» Task description
Recast the material below as a JSON list of strings, one string per line, omitting any blank lines.

----

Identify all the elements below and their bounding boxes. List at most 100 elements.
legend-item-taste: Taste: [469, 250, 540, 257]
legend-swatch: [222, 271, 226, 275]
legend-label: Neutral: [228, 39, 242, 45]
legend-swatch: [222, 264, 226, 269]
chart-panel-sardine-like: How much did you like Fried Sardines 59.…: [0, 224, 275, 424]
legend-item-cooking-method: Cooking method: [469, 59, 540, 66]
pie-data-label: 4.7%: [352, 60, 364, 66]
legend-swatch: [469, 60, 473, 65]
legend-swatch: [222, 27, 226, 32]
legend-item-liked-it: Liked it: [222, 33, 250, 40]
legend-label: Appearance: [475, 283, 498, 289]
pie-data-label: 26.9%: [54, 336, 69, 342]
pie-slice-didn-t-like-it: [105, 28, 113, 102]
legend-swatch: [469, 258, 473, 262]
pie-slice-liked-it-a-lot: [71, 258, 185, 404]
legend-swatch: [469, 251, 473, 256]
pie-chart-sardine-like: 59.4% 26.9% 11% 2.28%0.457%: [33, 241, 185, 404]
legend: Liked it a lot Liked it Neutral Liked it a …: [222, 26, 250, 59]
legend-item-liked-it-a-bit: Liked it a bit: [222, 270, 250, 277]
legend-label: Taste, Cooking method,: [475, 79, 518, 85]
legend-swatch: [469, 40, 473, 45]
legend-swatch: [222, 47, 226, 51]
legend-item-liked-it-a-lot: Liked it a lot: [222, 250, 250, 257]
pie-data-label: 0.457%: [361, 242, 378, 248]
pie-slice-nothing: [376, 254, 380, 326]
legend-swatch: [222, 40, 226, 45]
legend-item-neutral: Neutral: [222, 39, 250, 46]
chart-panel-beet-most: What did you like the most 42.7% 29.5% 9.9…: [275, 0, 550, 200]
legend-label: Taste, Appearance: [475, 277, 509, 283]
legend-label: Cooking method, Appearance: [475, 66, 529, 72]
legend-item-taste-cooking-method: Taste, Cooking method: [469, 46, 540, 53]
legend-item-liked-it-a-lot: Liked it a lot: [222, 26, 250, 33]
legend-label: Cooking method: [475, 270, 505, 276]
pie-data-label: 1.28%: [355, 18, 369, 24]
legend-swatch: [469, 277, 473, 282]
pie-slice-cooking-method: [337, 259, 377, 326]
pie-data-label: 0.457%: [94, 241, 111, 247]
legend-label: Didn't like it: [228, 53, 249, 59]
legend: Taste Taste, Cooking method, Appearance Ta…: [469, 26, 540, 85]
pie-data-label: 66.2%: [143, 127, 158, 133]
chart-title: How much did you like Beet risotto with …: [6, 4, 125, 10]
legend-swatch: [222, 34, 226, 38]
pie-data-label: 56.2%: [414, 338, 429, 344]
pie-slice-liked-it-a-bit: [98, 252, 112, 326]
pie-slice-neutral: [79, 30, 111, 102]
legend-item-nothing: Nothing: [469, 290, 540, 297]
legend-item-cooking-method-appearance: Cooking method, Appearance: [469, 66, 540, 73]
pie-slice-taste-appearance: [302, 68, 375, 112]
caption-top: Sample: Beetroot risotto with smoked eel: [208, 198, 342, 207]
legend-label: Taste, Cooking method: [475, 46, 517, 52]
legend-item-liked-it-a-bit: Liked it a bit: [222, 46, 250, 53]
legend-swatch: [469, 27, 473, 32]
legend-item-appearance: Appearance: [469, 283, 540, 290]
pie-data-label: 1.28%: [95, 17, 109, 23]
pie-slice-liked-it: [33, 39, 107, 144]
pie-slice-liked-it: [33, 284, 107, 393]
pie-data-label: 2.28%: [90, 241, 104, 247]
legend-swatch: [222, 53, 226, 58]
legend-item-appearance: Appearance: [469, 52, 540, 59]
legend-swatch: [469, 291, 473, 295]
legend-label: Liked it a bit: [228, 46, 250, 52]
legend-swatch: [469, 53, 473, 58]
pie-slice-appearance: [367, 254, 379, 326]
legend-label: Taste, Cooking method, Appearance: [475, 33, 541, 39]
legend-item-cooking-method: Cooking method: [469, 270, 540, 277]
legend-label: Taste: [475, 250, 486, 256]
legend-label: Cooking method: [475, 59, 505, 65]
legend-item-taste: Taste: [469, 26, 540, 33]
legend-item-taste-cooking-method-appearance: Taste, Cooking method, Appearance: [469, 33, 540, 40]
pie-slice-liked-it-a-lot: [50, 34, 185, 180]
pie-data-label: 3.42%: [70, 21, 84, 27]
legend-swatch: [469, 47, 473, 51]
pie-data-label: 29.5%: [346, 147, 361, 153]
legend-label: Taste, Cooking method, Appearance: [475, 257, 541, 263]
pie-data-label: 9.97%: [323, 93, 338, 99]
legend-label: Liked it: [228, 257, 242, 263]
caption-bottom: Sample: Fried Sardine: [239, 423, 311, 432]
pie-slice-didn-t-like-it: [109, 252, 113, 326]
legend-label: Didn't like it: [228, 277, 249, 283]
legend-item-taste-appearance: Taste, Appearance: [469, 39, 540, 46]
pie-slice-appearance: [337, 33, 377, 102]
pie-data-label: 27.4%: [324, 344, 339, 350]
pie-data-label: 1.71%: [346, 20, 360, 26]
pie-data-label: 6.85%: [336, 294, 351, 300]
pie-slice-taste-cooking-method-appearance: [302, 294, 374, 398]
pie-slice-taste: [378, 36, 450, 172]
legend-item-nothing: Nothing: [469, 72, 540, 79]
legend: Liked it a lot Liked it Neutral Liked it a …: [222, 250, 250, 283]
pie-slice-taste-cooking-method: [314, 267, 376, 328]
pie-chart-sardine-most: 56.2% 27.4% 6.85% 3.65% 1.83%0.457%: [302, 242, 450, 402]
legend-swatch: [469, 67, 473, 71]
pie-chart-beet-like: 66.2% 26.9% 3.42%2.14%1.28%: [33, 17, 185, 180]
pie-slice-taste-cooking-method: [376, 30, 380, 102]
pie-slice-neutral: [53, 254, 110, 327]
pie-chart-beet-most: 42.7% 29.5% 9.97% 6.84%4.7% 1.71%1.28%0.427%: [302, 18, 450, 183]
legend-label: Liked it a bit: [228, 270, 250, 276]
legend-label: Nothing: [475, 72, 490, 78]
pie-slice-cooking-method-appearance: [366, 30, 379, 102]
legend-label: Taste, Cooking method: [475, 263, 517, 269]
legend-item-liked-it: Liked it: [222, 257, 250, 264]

----

» Solved exercise
[
  "Identify all the elements below and their bounding boxes. List at most 100 elements.",
  "legend-item-taste: Taste: [469, 250, 540, 257]",
  "legend-swatch: [222, 271, 226, 275]",
  "legend-label: Neutral: [228, 39, 242, 45]",
  "legend-swatch: [222, 264, 226, 269]",
  "chart-panel-sardine-like: How much did you like Fried Sardines 59.…: [0, 224, 275, 424]",
  "legend-item-cooking-method: Cooking method: [469, 59, 540, 66]",
  "pie-data-label: 4.7%: [352, 60, 364, 66]",
  "legend-swatch: [469, 60, 473, 65]",
  "legend-swatch: [222, 27, 226, 32]",
  "legend-item-liked-it: Liked it: [222, 33, 250, 40]",
  "legend-label: Appearance: [475, 283, 498, 289]",
  "pie-data-label: 26.9%: [54, 336, 69, 342]",
  "pie-slice-didn-t-like-it: [105, 28, 113, 102]",
  "legend-swatch: [469, 258, 473, 262]",
  "pie-slice-liked-it-a-lot: [71, 258, 185, 404]",
  "legend-swatch: [469, 251, 473, 256]",
  "pie-chart-sardine-like: 59.4% 26.9% 11% 2.28%0.457%: [33, 241, 185, 404]",
  "legend: Liked it a lot Liked it Neutral Liked it a …: [222, 26, 250, 59]",
  "legend-item-liked-it-a-bit: Liked it a bit: [222, 270, 250, 277]",
  "legend-label: Taste, Cooking method,: [475, 79, 518, 85]",
  "legend-swatch: [469, 40, 473, 45]",
  "legend-swatch: [222, 47, 226, 51]",
  "legend-item-liked-it-a-lot: Liked it a lot: [222, 250, 250, 257]",
  "pie-data-label: 0.457%: [361, 242, 378, 248]",
  "pie-slice-nothing: [376, 254, 380, 326]",
  "legend-swatch: [222, 40, 226, 45]",
  "legend-item-neutral: Neutral: [222, 39, 250, 46]",
  "chart-panel-beet-most: What did you like the most 42.7% 29.5% 9.9…: [275, 0, 550, 200]",
  "legend-label: Taste, Appearance: [475, 277, 509, 283]",
  "legend-label: Cooking method, Appearance: [475, 66, 529, 72]",
  "legend-item-taste-cooking-method: Taste, Cooking method: [469, 46, 540, 53]",
  "legend-item-liked-it-a-lot: Liked it a lot: [222, 26, 250, 33]",
  "legend-label: Cooking method: [475, 270, 505, 276]",
  "pie-data-label: 1.28%: [355, 18, 369, 24]",
  "legend-swatch: [469, 277, 473, 282]",
  "pie-slice-cooking-method: [337, 259, 377, 326]",
  "pie-data-label: 0.457%: [94, 241, 111, 247]",
  "legend-label: Didn't like it: [228, 53, 249, 59]",
  "legend: Taste Taste, Cooking method, Appearance Ta…: [469, 26, 540, 85]",
  "pie-data-label: 66.2%: [143, 127, 158, 133]",
  "chart-title: How much did you like Beet risotto with …: [6, 4, 125, 10]",
  "legend-swatch: [222, 34, 226, 38]",
  "pie-data-label: 56.2%: [414, 338, 429, 344]",
  "pie-slice-liked-it-a-bit: [98, 252, 112, 326]",
  "pie-slice-neutral: [79, 30, 111, 102]",
  "legend-item-nothing: Nothing: [469, 290, 540, 297]",
  "legend-item-cooking-method-appearance: Cooking method, Appearance: [469, 66, 540, 73]",
  "pie-slice-taste-appearance: [302, 68, 375, 112]",
  "caption-top: Sample: Beetroot risotto with smoked eel: [208, 198, 342, 207]",
  "legend-label: Taste, Cooking method: [475, 46, 517, 52]",
  "legend-item-liked-it-a-bit: Liked it a bit: [222, 46, 250, 53]",
  "legend-swatch: [469, 27, 473, 32]",
  "legend-item-appearance: Appearance: [469, 283, 540, 290]",
  "pie-data-label: 1.28%: [95, 17, 109, 23]",
  "pie-slice-liked-it: [33, 39, 107, 144]",
  "pie-slice-liked-it: [33, 284, 107, 393]",
  "pie-data-label: 2.28%: [90, 241, 104, 247]",
  "legend-swatch: [222, 53, 226, 58]",
  "legend-item-appearance: Appearance: [469, 52, 540, 59]",
  "legend-swatch: [469, 291, 473, 295]",
  "legend-label: Liked it a bit: [228, 46, 250, 52]",
  "legend-swatch: [469, 53, 473, 58]",
  "pie-slice-appearance: [367, 254, 379, 326]",
  "legend-label: Taste, Cooking method, Appearance: [475, 33, 541, 39]",
  "legend-item-cooking-method: Cooking method: [469, 270, 540, 277]",
  "legend-label: Taste: [475, 250, 486, 256]",
  "legend-label: Cooking method: [475, 59, 505, 65]",
  "legend-item-taste: Taste: [469, 26, 540, 33]",
  "legend-item-taste-cooking-method-appearance: Taste, Cooking method, Appearance: [469, 33, 540, 40]",
  "pie-slice-liked-it-a-lot: [50, 34, 185, 180]",
  "pie-data-label: 3.42%: [70, 21, 84, 27]",
  "legend-swatch: [469, 47, 473, 51]",
  "pie-data-label: 29.5%: [346, 147, 361, 153]",
  "legend-label: Taste, Cooking method, Appearance: [475, 257, 541, 263]",
  "pie-data-label: 9.97%: [323, 93, 338, 99]",
  "legend-label: Liked it: [228, 257, 242, 263]",
  "caption-bottom: Sample: Fried Sardine: [239, 423, 311, 432]",
  "pie-slice-didn-t-like-it: [109, 252, 113, 326]",
  "legend-label: Didn't like it: [228, 277, 249, 283]",
  "legend-item-taste-appearance: Taste, Appearance: [469, 39, 540, 46]",
  "pie-slice-appearance: [337, 33, 377, 102]",
  "pie-data-label: 27.4%: [324, 344, 339, 350]",
  "pie-data-label: 1.71%: [346, 20, 360, 26]",
  "pie-data-label: 6.85%: [336, 294, 351, 300]",
  "pie-slice-taste-cooking-method-appearance: [302, 294, 374, 398]",
  "pie-slice-taste: [378, 36, 450, 172]",
  "legend-item-nothing: Nothing: [469, 72, 540, 79]",
  "legend: Liked it a lot Liked it Neutral Liked it a …: [222, 250, 250, 283]",
  "pie-slice-taste-cooking-method: [314, 267, 376, 328]",
  "pie-chart-sardine-most: 56.2% 27.4% 6.85% 3.65% 1.83%0.457%: [302, 242, 450, 402]",
  "legend-swatch: [469, 67, 473, 71]",
  "pie-chart-beet-like: 66.2% 26.9% 3.42%2.14%1.28%: [33, 17, 185, 180]",
  "pie-slice-taste-cooking-method: [376, 30, 380, 102]",
  "pie-slice-neutral: [53, 254, 110, 327]",
  "pie-chart-beet-most: 42.7% 29.5% 9.97% 6.84%4.7% 1.71%1.28%0.427%: [302, 18, 450, 183]",
  "legend-label: Liked it a bit: [228, 270, 250, 276]",
  "legend-label: Nothing: [475, 72, 490, 78]",
  "pie-slice-cooking-method-appearance: [366, 30, 379, 102]",
  "legend-label: Taste, Cooking method: [475, 263, 517, 269]",
  "legend-item-liked-it: Liked it: [222, 257, 250, 264]"
]